----- Source records

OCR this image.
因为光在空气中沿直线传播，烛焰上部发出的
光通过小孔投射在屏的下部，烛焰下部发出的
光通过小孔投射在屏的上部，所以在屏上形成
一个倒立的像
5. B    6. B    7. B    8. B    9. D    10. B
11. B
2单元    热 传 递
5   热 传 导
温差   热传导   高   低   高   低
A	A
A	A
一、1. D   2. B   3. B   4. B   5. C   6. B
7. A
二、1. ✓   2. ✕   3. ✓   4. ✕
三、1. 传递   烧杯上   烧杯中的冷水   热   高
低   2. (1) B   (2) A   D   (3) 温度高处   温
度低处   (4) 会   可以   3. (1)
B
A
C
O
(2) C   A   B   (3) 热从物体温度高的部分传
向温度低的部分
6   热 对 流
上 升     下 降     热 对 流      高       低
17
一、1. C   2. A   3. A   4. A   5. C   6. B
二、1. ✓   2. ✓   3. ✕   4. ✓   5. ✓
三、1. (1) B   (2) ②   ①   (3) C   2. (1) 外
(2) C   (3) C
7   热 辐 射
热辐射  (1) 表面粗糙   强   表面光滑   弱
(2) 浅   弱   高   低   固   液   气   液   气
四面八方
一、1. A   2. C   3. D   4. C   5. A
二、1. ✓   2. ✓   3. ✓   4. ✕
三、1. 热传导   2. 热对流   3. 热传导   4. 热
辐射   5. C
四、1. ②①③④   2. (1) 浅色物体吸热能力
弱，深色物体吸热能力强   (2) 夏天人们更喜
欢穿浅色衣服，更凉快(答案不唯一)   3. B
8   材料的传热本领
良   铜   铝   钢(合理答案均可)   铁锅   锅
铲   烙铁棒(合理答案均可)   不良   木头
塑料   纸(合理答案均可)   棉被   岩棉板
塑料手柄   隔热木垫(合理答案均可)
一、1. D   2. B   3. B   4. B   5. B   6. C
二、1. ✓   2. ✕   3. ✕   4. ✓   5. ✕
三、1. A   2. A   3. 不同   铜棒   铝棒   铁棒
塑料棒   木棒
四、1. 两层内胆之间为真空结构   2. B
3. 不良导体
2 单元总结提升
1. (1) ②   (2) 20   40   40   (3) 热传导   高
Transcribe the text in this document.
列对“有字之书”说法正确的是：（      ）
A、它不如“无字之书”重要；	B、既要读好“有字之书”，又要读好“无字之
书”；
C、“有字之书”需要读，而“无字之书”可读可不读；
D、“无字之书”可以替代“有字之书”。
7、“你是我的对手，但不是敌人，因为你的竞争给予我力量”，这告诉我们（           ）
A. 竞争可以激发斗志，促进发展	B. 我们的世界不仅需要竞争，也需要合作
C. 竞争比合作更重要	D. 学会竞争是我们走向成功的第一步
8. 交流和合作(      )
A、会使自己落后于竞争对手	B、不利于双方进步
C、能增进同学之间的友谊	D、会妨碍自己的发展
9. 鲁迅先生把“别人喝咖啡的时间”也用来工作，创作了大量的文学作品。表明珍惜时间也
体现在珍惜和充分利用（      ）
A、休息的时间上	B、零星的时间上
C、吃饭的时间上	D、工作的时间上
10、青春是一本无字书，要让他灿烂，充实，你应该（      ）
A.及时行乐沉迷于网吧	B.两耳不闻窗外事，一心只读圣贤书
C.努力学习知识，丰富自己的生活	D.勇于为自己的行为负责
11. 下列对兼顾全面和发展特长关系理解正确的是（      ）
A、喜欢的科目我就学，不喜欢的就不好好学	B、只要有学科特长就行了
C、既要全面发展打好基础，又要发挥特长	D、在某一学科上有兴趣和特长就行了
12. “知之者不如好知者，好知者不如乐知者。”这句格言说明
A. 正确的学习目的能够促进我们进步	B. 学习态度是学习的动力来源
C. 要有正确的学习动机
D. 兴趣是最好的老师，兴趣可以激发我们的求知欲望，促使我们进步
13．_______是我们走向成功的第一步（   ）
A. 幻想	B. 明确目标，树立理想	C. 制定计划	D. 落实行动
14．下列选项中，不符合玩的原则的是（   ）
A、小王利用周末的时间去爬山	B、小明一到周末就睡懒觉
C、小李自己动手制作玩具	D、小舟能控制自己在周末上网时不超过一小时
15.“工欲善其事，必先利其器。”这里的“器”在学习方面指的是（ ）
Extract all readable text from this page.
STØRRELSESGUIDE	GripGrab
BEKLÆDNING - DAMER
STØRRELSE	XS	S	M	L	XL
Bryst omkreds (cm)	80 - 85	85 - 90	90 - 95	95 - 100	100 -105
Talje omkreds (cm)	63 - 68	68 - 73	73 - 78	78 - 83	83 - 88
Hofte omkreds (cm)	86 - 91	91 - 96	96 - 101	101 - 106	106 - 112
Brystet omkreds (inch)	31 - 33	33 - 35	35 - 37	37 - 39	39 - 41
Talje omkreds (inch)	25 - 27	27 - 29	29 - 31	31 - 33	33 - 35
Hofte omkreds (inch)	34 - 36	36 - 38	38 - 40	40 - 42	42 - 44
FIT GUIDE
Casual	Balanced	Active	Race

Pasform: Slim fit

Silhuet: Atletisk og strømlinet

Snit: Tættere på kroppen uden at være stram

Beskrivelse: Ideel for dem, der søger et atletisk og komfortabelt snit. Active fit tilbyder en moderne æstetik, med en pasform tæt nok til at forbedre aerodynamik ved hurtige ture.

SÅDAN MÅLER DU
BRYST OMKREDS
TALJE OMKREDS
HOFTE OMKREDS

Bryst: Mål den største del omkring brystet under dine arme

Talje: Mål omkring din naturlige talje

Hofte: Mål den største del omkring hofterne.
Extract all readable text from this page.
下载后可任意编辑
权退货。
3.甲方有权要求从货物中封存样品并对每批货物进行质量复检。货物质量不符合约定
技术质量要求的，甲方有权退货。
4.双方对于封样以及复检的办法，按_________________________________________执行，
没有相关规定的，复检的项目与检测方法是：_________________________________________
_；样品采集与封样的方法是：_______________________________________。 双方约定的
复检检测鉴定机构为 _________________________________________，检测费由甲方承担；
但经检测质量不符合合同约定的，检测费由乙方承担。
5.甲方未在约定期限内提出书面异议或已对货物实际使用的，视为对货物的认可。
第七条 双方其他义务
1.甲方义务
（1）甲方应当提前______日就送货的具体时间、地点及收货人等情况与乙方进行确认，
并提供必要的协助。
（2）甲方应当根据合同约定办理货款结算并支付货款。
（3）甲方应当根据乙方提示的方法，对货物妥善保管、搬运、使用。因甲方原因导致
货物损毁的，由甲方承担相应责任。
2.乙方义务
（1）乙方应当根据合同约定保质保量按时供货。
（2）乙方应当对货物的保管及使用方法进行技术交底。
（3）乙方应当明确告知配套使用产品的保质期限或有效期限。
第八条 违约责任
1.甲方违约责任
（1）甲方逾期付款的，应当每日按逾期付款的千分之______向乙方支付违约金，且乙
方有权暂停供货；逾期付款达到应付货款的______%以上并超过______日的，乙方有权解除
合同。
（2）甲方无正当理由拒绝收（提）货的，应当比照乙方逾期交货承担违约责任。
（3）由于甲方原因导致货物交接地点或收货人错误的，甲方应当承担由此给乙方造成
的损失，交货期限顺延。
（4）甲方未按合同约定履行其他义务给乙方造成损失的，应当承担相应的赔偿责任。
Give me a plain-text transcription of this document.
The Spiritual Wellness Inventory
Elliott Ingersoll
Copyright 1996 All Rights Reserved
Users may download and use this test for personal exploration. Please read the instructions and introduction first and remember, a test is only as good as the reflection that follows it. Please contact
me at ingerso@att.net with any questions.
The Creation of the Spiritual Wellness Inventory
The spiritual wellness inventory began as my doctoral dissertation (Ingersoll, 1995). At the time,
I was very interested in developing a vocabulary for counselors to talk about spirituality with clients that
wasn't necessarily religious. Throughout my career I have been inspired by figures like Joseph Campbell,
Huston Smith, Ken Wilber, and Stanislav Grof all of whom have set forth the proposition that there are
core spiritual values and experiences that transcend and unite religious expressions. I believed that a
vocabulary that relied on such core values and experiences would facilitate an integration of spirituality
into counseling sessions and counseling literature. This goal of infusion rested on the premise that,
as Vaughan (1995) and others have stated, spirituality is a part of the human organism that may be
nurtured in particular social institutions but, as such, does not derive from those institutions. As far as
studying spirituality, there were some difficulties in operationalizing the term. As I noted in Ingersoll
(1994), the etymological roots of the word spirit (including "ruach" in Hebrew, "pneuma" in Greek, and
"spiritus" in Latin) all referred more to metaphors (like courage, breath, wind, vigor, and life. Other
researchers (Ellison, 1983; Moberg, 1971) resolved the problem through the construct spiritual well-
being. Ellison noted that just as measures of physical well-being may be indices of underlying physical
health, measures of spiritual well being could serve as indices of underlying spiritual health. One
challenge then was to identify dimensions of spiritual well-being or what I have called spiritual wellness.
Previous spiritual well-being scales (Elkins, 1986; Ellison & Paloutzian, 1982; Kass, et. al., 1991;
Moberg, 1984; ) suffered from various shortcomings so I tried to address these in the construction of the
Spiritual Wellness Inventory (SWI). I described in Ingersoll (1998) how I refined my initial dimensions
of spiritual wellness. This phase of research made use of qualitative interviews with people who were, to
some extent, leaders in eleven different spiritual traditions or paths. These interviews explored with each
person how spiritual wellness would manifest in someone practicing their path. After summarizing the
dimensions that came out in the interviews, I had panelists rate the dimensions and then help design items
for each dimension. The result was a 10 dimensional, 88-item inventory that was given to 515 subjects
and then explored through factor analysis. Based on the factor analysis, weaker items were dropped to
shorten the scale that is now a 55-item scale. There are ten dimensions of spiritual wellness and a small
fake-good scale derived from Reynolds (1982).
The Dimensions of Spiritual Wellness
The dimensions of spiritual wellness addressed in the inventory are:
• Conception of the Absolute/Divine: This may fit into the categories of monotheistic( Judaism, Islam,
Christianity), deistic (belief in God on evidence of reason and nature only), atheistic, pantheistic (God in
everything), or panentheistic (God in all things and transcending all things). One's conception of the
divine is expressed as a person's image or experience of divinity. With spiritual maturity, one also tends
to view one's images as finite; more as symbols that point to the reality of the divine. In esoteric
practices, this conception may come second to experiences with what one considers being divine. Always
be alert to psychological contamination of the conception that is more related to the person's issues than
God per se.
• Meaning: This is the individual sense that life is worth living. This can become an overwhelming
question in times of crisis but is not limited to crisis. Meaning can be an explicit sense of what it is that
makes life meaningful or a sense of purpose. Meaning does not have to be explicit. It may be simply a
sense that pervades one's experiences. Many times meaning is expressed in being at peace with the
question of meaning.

----------

**Short exercise**
Which lines above contain the word "interviews"? Copy each of them.

**Finished answer**
of spiritual wellness. This phase of research made use of qualitative interviews with people who were, to
some extent, leaders in eleven different spiritual traditions or paths. These interviews explored with each
dimensions that came out in the interviews, I had panelists rate the dimensions and then help design items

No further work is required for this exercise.